====== Available data

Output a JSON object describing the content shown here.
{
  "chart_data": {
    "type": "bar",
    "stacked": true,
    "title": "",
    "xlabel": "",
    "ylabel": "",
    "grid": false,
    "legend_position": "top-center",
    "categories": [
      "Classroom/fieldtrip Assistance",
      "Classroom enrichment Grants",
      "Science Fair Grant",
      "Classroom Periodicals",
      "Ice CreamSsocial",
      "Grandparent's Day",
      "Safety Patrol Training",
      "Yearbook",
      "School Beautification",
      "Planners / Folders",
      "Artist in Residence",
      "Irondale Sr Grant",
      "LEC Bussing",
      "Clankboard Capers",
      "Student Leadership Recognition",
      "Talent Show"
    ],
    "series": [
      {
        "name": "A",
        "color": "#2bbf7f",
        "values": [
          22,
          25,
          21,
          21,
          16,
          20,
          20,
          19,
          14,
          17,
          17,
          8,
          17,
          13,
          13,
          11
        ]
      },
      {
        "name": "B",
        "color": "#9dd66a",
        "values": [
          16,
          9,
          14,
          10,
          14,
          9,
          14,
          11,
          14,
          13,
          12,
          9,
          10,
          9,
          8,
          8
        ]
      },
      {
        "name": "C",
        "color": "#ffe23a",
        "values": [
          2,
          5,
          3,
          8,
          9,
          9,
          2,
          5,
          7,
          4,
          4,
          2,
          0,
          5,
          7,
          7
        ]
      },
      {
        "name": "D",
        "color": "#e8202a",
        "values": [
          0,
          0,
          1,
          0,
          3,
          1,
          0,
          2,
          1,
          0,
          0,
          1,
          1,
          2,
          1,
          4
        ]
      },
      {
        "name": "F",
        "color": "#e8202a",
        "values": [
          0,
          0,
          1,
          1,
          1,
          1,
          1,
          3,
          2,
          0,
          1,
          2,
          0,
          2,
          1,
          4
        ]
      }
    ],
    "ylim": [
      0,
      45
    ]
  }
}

============

Task objective.
Report only the count of lines that include the string "Classroom".

Exercise solution.
3